WORK TO DO:
Render every line of the items below as a JSON list of strings, one string per line, with blank lines omitted. Leave the pictures out of the answer.

(Items stored from a collection)
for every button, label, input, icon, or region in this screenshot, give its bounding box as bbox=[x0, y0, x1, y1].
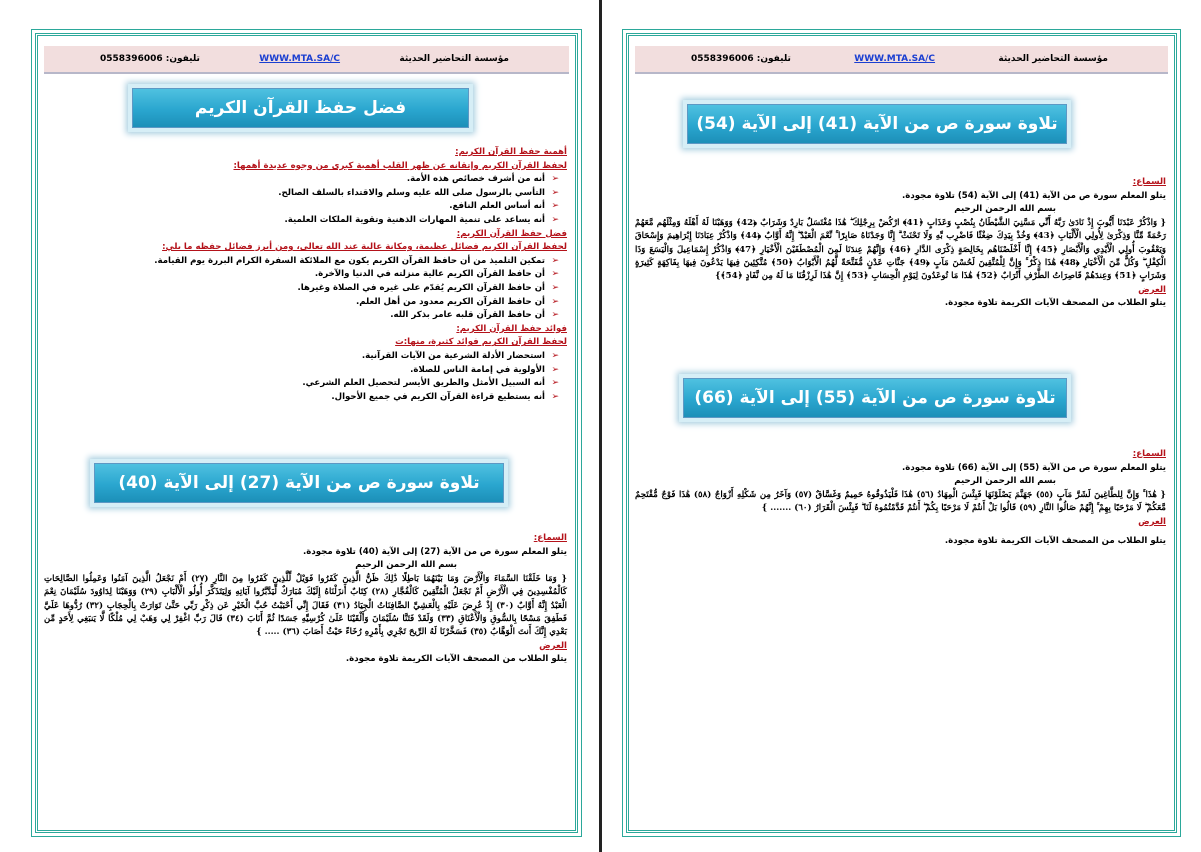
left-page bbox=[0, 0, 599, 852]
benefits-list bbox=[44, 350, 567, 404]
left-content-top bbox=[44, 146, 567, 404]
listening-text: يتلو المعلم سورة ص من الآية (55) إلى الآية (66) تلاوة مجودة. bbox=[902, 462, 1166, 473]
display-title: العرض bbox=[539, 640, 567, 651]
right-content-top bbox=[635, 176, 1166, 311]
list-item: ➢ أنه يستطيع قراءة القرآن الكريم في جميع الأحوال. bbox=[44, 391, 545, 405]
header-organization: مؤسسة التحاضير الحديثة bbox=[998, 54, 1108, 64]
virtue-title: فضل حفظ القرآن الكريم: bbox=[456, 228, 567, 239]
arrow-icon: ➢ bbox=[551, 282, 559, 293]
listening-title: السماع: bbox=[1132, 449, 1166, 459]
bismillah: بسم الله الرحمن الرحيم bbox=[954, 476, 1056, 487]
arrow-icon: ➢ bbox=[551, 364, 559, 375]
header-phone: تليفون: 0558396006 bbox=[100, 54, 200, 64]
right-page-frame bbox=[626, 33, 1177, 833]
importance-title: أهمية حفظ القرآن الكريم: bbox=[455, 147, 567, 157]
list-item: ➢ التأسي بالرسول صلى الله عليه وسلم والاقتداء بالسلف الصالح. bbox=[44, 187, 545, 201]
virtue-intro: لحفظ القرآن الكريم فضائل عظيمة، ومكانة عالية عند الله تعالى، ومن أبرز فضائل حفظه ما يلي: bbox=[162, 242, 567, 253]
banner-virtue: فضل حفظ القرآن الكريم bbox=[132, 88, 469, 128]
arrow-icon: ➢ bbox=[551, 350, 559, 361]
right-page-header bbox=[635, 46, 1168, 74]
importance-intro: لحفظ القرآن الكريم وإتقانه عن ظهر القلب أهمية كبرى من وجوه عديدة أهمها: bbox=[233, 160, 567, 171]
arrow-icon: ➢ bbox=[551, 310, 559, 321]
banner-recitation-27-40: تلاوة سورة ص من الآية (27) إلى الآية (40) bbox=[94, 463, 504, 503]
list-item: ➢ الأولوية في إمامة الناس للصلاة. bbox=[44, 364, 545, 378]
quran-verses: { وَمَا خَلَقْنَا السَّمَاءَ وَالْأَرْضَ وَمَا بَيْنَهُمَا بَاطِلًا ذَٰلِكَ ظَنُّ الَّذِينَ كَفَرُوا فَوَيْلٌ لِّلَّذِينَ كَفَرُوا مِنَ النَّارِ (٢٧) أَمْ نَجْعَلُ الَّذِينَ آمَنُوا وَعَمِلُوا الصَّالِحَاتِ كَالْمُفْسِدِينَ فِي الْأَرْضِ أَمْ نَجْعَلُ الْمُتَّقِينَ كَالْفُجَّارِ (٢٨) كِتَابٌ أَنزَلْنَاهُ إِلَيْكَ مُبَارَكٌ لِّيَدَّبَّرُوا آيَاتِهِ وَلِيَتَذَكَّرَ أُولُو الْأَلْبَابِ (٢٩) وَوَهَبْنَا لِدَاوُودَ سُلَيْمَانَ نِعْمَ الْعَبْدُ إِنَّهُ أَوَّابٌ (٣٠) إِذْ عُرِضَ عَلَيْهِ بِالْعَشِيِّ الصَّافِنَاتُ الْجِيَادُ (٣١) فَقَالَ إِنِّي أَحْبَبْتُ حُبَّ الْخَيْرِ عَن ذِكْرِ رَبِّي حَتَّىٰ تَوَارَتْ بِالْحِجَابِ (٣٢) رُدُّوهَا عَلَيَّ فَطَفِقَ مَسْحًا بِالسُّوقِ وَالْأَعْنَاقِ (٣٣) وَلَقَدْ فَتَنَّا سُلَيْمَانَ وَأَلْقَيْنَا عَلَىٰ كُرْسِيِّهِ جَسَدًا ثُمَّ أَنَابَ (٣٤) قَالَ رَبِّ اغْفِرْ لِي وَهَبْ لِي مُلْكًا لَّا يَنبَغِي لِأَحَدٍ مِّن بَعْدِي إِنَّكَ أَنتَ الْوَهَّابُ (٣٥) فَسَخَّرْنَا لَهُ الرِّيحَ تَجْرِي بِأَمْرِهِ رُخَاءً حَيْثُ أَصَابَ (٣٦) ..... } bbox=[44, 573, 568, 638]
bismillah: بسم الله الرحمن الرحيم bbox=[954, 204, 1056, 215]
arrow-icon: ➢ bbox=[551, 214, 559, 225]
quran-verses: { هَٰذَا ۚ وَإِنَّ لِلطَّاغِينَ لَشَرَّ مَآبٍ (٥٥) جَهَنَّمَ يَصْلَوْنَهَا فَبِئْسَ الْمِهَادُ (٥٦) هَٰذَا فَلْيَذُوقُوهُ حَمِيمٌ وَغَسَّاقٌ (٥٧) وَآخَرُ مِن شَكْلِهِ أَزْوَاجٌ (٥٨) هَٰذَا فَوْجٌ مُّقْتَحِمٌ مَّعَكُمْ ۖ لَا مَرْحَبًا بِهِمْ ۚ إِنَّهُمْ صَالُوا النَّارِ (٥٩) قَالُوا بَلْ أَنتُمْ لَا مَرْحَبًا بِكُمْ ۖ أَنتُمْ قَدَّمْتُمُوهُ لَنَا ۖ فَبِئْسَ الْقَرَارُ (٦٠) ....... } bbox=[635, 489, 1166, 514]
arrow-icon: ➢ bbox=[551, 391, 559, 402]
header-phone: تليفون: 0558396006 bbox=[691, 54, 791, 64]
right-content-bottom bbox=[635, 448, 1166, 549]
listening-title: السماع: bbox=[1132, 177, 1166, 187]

WRITTEN RESPONSE:
[
  "for every button, label, input, icon, or region in this screenshot, give its bounding box as bbox=[x0, y0, x1, y1].",
  "left-page bbox=[0, 0, 599, 852]",
  "benefits-list bbox=[44, 350, 567, 404]",
  "left-content-top bbox=[44, 146, 567, 404]",
  "listening-text: يتلو المعلم سورة ص من الآية (55) إلى الآية (66) تلاوة مجودة. bbox=[902, 462, 1166, 473]",
  "display-title: العرض bbox=[539, 640, 567, 651]",
  "right-content-top bbox=[635, 176, 1166, 311]",
  "list-item: ➢ أنه يستطيع قراءة القرآن الكريم في جميع الأحوال. bbox=[44, 391, 545, 405]",
  "header-organization: مؤسسة التحاضير الحديثة bbox=[998, 54, 1108, 64]",
  "virtue-title: فضل حفظ القرآن الكريم: bbox=[456, 228, 567, 239]",
  "arrow-icon: ➢ bbox=[551, 282, 559, 293]",
  "listening-title: السماع: bbox=[1132, 449, 1166, 459]",
  "bismillah: بسم الله الرحمن الرحيم bbox=[954, 476, 1056, 487]",
  "arrow-icon: ➢ bbox=[551, 364, 559, 375]",
  "header-phone: تليفون: 0558396006 bbox=[100, 54, 200, 64]",
  "right-page-frame bbox=[626, 33, 1177, 833]",
  "importance-title: أهمية حفظ القرآن الكريم: bbox=[455, 147, 567, 157]",
  "list-item: ➢ التأسي بالرسول صلى الله عليه وسلم والاقتداء بالسلف الصالح. bbox=[44, 187, 545, 201]",
  "virtue-intro: لحفظ القرآن الكريم فضائل عظيمة، ومكانة عالية عند الله تعالى، ومن أبرز فضائل حفظه ما يلي: bbox=[162, 242, 567, 253]",
  "banner-virtue: فضل حفظ القرآن الكريم bbox=[132, 88, 469, 128]",
  "arrow-icon: ➢ bbox=[551, 350, 559, 361]",
  "right-page-header bbox=[635, 46, 1168, 74]",
  "importance-intro: لحفظ القرآن الكريم وإتقانه عن ظهر القلب أهمية كبرى من وجوه عديدة أهمها: bbox=[233, 160, 567, 171]",
  "arrow-icon: ➢ bbox=[551, 310, 559, 321]",
  "banner-recitation-27-40: تلاوة سورة ص من الآية (27) إلى الآية (40) bbox=[94, 463, 504, 503]",
  "list-item: ➢ الأولوية في إمامة الناس للصلاة. bbox=[44, 364, 545, 378]",
  "quran-verses: { وَمَا خَلَقْنَا السَّمَاءَ وَالْأَرْضَ وَمَا بَيْنَهُمَا بَاطِلًا ذَٰلِكَ ظَنُّ الَّذِينَ كَفَرُوا فَوَيْلٌ لِّلَّذِينَ كَفَرُوا مِنَ النَّارِ (٢٧) أَمْ نَجْعَلُ الَّذِينَ آمَنُوا وَعَمِلُوا الصَّالِحَاتِ كَالْمُفْسِدِينَ فِي الْأَرْضِ أَمْ نَجْعَلُ الْمُتَّقِينَ كَالْفُجَّارِ (٢٨) كِتَابٌ أَنزَلْنَاهُ إِلَيْكَ مُبَارَكٌ لِّيَدَّبَّرُوا آيَاتِهِ وَلِيَتَذَكَّرَ أُولُو الْأَلْبَابِ (٢٩) وَوَهَبْنَا لِدَاوُودَ سُلَيْمَانَ نِعْمَ الْعَبْدُ إِنَّهُ أَوَّابٌ (٣٠) إِذْ عُرِضَ عَلَيْهِ بِالْعَشِيِّ الصَّافِنَاتُ الْجِيَادُ (٣١) فَقَالَ إِنِّي أَحْبَبْتُ حُبَّ الْخَيْرِ عَن ذِكْرِ رَبِّي حَتَّىٰ تَوَارَتْ بِالْحِجَابِ (٣٢) رُدُّوهَا عَلَيَّ فَطَفِقَ مَسْحًا بِالسُّوقِ وَالْأَعْنَاقِ (٣٣) وَلَقَدْ فَتَنَّا سُلَيْمَانَ وَأَلْقَيْنَا عَلَىٰ كُرْسِيِّهِ جَسَدًا ثُمَّ أَنَابَ (٣٤) قَالَ رَبِّ اغْفِرْ لِي وَهَبْ لِي مُلْكًا لَّا يَنبَغِي لِأَحَدٍ مِّن بَعْدِي إِنَّكَ أَنتَ الْوَهَّابُ (٣٥) فَسَخَّرْنَا لَهُ الرِّيحَ تَجْرِي بِأَمْرِهِ رُخَاءً حَيْثُ أَصَابَ (٣٦) ..... } bbox=[44, 573, 568, 638]",
  "bismillah: بسم الله الرحمن الرحيم bbox=[954, 204, 1056, 215]",
  "arrow-icon: ➢ bbox=[551, 214, 559, 225]",
  "quran-verses: { هَٰذَا ۚ وَإِنَّ لِلطَّاغِينَ لَشَرَّ مَآبٍ (٥٥) جَهَنَّمَ يَصْلَوْنَهَا فَبِئْسَ الْمِهَادُ (٥٦) هَٰذَا فَلْيَذُوقُوهُ حَمِيمٌ وَغَسَّاقٌ (٥٧) وَآخَرُ مِن شَكْلِهِ أَزْوَاجٌ (٥٨) هَٰذَا فَوْجٌ مُّقْتَحِمٌ مَّعَكُمْ ۖ لَا مَرْحَبًا بِهِمْ ۚ إِنَّهُمْ صَالُوا النَّارِ (٥٩) قَالُوا بَلْ أَنتُمْ لَا مَرْحَبًا بِكُمْ ۖ أَنتُمْ قَدَّمْتُمُوهُ لَنَا ۖ فَبِئْسَ الْقَرَارُ (٦٠) ....... } bbox=[635, 489, 1166, 514]",
  "arrow-icon: ➢ bbox=[551, 391, 559, 402]",
  "header-phone: تليفون: 0558396006 bbox=[691, 54, 791, 64]",
  "right-content-bottom bbox=[635, 448, 1166, 549]",
  "listening-title: السماع: bbox=[1132, 177, 1166, 187]"
]